* **Written task**: Copy out the entries exactly, from the first line to the last.

* **Provided information**:

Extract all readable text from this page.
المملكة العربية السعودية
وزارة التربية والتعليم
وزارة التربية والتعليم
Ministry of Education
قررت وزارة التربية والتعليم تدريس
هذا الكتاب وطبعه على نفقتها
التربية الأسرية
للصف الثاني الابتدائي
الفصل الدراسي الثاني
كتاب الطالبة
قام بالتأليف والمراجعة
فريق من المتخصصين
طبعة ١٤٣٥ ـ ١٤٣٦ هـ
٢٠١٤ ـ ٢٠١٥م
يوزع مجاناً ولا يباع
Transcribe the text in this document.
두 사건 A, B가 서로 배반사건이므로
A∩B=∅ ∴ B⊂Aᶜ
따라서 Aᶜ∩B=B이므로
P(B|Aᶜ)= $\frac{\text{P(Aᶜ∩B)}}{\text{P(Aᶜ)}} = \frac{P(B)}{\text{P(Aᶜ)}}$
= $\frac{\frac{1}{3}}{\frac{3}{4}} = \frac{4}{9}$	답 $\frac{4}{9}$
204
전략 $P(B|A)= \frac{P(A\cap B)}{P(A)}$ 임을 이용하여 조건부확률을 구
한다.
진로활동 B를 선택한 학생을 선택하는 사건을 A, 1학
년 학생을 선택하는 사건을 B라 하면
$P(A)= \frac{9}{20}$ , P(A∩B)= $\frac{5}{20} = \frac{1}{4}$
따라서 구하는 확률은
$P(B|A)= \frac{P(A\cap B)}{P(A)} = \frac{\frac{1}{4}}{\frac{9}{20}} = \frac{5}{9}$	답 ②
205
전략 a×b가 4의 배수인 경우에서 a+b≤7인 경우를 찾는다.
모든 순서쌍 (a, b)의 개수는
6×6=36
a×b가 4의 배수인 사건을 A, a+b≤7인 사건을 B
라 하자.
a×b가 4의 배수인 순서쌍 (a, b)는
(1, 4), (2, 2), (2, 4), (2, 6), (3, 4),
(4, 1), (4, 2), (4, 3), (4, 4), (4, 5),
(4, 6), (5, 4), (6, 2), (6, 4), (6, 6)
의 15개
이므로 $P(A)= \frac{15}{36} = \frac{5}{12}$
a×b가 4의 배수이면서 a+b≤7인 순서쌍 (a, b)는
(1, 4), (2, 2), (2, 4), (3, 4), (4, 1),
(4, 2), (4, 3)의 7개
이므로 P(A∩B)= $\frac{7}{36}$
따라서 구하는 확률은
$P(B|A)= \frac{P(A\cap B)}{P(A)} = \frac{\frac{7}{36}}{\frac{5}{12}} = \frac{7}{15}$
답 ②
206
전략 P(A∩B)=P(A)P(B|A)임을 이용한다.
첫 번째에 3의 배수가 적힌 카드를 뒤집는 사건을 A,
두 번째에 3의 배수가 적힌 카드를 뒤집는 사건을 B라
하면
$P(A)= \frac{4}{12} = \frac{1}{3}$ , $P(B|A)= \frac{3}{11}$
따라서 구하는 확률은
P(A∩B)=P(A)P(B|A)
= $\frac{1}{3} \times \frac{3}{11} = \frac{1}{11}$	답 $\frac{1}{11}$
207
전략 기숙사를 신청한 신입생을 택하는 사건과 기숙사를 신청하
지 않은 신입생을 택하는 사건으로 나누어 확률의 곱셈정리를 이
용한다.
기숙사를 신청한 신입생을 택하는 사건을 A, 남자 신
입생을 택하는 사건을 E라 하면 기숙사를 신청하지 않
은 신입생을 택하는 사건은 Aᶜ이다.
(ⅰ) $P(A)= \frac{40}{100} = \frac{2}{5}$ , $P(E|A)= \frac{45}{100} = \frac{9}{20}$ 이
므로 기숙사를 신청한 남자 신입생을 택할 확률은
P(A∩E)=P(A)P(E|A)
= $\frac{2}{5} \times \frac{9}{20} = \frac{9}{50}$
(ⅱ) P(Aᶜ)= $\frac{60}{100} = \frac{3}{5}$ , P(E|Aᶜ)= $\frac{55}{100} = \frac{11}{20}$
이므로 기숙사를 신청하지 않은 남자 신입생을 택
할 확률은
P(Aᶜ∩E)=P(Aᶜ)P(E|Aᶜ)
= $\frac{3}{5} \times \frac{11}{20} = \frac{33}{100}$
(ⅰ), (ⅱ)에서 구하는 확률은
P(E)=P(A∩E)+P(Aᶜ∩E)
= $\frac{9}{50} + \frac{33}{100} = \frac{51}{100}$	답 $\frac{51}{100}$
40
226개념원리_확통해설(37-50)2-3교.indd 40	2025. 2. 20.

* **Answer for the task**:
Extract all readable text from this page.
المملكة العربية السعودية
وزارة التربية والتعليم
وزارة التربية والتعليم
Ministry of Education
قررت وزارة التربية والتعليم تدريس
هذا الكتاب وطبعه على نفقتها
التربية الأسرية
للصف الثاني الابتدائي
الفصل الدراسي الثاني
كتاب الطالبة
قام بالتأليف والمراجعة
فريق من المتخصصين
طبعة ١٤٣٥ ـ ١٤٣٦ هـ
٢٠١٤ ـ ٢٠١٥م
يوزع مجاناً ولا يباع
Transcribe the text in this document.
두 사건 A, B가 서로 배반사건이므로
A∩B=∅ ∴ B⊂Aᶜ
따라서 Aᶜ∩B=B이므로
P(B|Aᶜ)= $\frac{\text{P(Aᶜ∩B)}}{\text{P(Aᶜ)}} = \frac{P(B)}{\text{P(Aᶜ)}}$
= $\frac{\frac{1}{3}}{\frac{3}{4}} = \frac{4}{9}$	답 $\frac{4}{9}$
204
전략 $P(B|A)= \frac{P(A\cap B)}{P(A)}$ 임을 이용하여 조건부확률을 구
한다.
진로활동 B를 선택한 학생을 선택하는 사건을 A, 1학
년 학생을 선택하는 사건을 B라 하면
$P(A)= \frac{9}{20}$ , P(A∩B)= $\frac{5}{20} = \frac{1}{4}$
따라서 구하는 확률은
$P(B|A)= \frac{P(A\cap B)}{P(A)} = \frac{\frac{1}{4}}{\frac{9}{20}} = \frac{5}{9}$	답 ②
205
전략 a×b가 4의 배수인 경우에서 a+b≤7인 경우를 찾는다.
모든 순서쌍 (a, b)의 개수는
6×6=36
a×b가 4의 배수인 사건을 A, a+b≤7인 사건을 B
라 하자.
a×b가 4의 배수인 순서쌍 (a, b)는
(1, 4), (2, 2), (2, 4), (2, 6), (3, 4),
(4, 1), (4, 2), (4, 3), (4, 4), (4, 5),
(4, 6), (5, 4), (6, 2), (6, 4), (6, 6)
의 15개
이므로 $P(A)= \frac{15}{36} = \frac{5}{12}$
a×b가 4의 배수이면서 a+b≤7인 순서쌍 (a, b)는
(1, 4), (2, 2), (2, 4), (3, 4), (4, 1),
(4, 2), (4, 3)의 7개
이므로 P(A∩B)= $\frac{7}{36}$
따라서 구하는 확률은
$P(B|A)= \frac{P(A\cap B)}{P(A)} = \frac{\frac{7}{36}}{\frac{5}{12}} = \frac{7}{15}$
답 ②
206
전략 P(A∩B)=P(A)P(B|A)임을 이용한다.
첫 번째에 3의 배수가 적힌 카드를 뒤집는 사건을 A,
두 번째에 3의 배수가 적힌 카드를 뒤집는 사건을 B라
하면
$P(A)= \frac{4}{12} = \frac{1}{3}$ , $P(B|A)= \frac{3}{11}$
따라서 구하는 확률은
P(A∩B)=P(A)P(B|A)
= $\frac{1}{3} \times \frac{3}{11} = \frac{1}{11}$	답 $\frac{1}{11}$
207
전략 기숙사를 신청한 신입생을 택하는 사건과 기숙사를 신청하
지 않은 신입생을 택하는 사건으로 나누어 확률의 곱셈정리를 이
용한다.
기숙사를 신청한 신입생을 택하는 사건을 A, 남자 신
입생을 택하는 사건을 E라 하면 기숙사를 신청하지 않
은 신입생을 택하는 사건은 Aᶜ이다.
(ⅰ) $P(A)= \frac{40}{100} = \frac{2}{5}$ , $P(E|A)= \frac{45}{100} = \frac{9}{20}$ 이
므로 기숙사를 신청한 남자 신입생을 택할 확률은
P(A∩E)=P(A)P(E|A)
= $\frac{2}{5} \times \frac{9}{20} = \frac{9}{50}$
(ⅱ) P(Aᶜ)= $\frac{60}{100} = \frac{3}{5}$ , P(E|Aᶜ)= $\frac{55}{100} = \frac{11}{20}$
이므로 기숙사를 신청하지 않은 남자 신입생을 택
할 확률은
P(Aᶜ∩E)=P(Aᶜ)P(E|Aᶜ)
= $\frac{3}{5} \times \frac{11}{20} = \frac{33}{100}$
(ⅰ), (ⅱ)에서 구하는 확률은
P(E)=P(A∩E)+P(Aᶜ∩E)
= $\frac{9}{50} + \frac{33}{100} = \frac{51}{100}$	답 $\frac{51}{100}$
40
226개념원리_확통해설(37-50)2-3교.indd 40	2025. 2. 20.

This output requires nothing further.